**Provided records**
++++++++++
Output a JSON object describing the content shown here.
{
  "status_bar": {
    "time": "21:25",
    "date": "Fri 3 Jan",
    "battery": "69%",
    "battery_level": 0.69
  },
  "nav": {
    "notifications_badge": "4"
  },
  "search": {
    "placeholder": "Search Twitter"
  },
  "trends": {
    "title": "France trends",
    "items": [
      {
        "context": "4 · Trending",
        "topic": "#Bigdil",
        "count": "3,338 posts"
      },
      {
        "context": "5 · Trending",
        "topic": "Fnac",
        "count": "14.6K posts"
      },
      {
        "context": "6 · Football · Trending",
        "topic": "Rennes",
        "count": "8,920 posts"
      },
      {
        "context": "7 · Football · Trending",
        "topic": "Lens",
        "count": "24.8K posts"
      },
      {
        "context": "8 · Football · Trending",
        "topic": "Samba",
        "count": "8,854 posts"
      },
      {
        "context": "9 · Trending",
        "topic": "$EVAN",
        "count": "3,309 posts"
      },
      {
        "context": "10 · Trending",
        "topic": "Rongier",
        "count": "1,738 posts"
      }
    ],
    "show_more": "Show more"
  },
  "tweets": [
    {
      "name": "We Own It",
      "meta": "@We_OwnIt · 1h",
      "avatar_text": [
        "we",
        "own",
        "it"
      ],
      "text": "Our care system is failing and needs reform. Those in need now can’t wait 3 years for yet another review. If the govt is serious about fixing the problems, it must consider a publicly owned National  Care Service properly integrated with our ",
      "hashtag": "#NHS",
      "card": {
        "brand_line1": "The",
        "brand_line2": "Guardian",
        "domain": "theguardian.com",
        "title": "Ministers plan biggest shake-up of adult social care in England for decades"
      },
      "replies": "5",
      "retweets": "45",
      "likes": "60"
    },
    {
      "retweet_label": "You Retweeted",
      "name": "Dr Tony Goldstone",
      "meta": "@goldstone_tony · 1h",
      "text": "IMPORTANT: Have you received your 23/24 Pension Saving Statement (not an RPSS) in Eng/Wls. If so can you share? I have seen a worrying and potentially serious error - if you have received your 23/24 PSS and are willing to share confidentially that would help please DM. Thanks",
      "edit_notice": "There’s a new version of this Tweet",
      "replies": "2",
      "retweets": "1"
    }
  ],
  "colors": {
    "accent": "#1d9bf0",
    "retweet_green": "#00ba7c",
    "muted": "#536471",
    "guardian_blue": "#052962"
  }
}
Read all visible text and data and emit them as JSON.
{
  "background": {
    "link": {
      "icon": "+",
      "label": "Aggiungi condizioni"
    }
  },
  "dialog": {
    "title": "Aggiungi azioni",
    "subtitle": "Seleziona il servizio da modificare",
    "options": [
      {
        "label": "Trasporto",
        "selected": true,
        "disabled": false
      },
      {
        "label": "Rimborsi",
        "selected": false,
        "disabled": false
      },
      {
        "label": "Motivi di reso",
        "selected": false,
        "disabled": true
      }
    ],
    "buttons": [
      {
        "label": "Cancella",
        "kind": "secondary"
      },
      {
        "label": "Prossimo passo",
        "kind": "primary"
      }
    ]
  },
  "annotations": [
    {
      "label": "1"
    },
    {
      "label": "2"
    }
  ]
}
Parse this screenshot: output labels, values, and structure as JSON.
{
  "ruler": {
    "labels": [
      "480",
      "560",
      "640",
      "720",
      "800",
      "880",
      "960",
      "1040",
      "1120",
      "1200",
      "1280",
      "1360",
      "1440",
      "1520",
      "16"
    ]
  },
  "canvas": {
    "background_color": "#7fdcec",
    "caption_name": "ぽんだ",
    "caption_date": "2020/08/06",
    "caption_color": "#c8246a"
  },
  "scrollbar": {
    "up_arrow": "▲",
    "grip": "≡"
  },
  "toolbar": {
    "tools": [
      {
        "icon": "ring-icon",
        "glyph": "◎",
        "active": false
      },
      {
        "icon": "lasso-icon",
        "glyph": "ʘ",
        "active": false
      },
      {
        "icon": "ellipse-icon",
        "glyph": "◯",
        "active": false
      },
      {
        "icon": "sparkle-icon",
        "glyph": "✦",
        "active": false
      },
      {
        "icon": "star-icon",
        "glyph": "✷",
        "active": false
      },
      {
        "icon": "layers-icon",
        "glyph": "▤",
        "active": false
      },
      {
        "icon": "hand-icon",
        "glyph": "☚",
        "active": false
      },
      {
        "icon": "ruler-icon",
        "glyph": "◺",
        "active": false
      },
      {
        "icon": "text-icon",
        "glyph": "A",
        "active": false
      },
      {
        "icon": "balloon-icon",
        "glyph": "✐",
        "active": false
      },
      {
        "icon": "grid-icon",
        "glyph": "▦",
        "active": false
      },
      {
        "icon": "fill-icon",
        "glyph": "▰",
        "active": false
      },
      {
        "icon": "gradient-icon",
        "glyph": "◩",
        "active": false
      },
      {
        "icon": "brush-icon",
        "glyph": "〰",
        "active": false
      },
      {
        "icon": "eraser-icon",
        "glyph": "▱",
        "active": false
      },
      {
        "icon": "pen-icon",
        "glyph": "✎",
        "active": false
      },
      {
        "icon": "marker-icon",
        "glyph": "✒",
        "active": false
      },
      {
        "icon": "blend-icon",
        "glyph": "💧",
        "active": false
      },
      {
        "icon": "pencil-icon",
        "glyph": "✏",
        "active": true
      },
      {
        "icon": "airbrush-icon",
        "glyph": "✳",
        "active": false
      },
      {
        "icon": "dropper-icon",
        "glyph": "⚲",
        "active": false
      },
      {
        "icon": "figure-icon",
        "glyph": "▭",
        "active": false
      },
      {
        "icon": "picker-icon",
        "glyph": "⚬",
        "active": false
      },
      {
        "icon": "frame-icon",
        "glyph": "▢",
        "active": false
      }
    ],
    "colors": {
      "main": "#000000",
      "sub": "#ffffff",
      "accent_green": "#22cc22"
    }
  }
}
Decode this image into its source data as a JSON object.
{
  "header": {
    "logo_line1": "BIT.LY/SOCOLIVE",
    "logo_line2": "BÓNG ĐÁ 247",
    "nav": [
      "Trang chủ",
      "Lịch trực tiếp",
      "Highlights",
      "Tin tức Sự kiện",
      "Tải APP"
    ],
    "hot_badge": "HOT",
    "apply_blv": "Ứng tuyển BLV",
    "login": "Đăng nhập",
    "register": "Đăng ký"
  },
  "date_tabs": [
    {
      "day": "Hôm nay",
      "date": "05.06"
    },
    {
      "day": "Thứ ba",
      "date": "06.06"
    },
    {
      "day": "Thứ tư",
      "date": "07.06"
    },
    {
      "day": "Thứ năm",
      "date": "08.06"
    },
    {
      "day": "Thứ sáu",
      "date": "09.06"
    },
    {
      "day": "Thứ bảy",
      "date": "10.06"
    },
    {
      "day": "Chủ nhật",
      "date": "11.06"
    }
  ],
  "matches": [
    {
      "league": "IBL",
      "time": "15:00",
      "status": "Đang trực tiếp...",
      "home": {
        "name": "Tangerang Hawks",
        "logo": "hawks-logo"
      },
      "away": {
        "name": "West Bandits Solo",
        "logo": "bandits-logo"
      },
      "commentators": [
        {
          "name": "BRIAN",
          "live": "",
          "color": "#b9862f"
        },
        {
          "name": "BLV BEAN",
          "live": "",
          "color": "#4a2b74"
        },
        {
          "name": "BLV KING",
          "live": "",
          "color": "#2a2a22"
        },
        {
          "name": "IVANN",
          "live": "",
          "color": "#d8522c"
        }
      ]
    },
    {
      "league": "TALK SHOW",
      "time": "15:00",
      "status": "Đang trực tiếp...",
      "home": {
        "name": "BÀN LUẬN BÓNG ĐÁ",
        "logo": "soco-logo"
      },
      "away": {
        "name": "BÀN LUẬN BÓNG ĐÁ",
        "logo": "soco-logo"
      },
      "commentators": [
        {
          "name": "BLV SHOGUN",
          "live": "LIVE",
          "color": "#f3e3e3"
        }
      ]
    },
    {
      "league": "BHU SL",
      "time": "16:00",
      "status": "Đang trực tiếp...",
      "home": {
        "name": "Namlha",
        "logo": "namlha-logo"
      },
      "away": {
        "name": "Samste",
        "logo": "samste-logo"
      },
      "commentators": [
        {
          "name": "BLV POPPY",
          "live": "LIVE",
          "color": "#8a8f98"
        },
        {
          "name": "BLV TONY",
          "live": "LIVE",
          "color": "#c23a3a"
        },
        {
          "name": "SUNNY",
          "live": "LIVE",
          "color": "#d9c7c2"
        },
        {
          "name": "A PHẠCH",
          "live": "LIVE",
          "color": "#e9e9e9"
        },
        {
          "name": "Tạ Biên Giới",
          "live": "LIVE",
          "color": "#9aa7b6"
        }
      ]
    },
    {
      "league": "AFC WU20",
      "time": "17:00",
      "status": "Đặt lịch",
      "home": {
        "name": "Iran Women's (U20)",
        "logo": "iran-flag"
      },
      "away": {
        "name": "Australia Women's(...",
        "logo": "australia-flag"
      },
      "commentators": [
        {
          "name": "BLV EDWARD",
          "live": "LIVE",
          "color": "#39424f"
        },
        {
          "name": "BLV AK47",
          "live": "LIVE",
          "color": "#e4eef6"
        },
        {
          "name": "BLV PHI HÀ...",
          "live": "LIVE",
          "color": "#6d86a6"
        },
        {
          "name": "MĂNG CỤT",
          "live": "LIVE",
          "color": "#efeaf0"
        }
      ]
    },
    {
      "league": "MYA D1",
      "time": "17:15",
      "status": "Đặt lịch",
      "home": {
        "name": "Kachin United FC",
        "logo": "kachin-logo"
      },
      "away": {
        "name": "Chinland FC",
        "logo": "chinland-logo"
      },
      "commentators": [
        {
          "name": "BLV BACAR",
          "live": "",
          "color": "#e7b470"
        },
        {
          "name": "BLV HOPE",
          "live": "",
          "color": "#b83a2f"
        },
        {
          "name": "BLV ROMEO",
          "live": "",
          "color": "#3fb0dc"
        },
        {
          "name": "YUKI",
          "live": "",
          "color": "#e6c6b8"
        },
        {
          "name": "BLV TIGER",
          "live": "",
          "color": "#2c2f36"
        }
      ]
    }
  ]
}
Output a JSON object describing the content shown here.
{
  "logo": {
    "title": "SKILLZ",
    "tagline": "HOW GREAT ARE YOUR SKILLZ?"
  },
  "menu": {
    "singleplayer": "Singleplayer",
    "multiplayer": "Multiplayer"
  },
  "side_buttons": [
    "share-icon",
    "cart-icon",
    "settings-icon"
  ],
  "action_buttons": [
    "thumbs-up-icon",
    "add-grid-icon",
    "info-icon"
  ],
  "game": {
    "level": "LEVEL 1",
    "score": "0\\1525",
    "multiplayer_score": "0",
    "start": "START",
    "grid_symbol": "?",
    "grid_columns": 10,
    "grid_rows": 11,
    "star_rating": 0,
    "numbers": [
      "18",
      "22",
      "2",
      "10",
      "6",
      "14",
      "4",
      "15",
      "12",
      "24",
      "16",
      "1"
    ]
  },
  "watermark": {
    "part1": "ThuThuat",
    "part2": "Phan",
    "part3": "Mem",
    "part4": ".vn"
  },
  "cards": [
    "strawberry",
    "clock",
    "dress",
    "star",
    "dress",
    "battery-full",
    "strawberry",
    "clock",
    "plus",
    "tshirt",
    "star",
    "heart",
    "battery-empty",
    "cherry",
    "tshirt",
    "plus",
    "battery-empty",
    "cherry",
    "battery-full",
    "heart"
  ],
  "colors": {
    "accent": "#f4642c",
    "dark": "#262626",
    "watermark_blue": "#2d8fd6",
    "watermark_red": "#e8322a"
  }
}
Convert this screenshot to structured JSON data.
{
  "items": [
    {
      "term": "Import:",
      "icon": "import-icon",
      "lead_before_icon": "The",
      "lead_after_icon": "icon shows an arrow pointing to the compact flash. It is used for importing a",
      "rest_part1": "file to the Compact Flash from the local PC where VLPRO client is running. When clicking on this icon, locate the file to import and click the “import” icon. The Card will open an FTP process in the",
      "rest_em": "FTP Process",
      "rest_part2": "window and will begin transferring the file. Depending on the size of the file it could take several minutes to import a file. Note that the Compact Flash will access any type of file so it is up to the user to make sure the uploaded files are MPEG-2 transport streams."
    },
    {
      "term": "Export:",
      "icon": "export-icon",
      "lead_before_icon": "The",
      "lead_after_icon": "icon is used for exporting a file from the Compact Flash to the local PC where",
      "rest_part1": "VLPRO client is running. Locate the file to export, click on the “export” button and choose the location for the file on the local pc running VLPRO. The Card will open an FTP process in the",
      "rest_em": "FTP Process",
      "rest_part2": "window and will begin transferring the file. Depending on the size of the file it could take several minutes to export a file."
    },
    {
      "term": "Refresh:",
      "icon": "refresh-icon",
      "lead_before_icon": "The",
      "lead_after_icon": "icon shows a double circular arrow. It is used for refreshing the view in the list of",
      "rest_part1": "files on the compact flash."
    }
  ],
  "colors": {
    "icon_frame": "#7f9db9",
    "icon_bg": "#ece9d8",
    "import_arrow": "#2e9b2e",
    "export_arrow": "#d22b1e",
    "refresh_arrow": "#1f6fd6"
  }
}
++++++++++
**Set exercise**
Find out how many lines in the listing contain the string "time". Give the number alone.

**Expected output**
6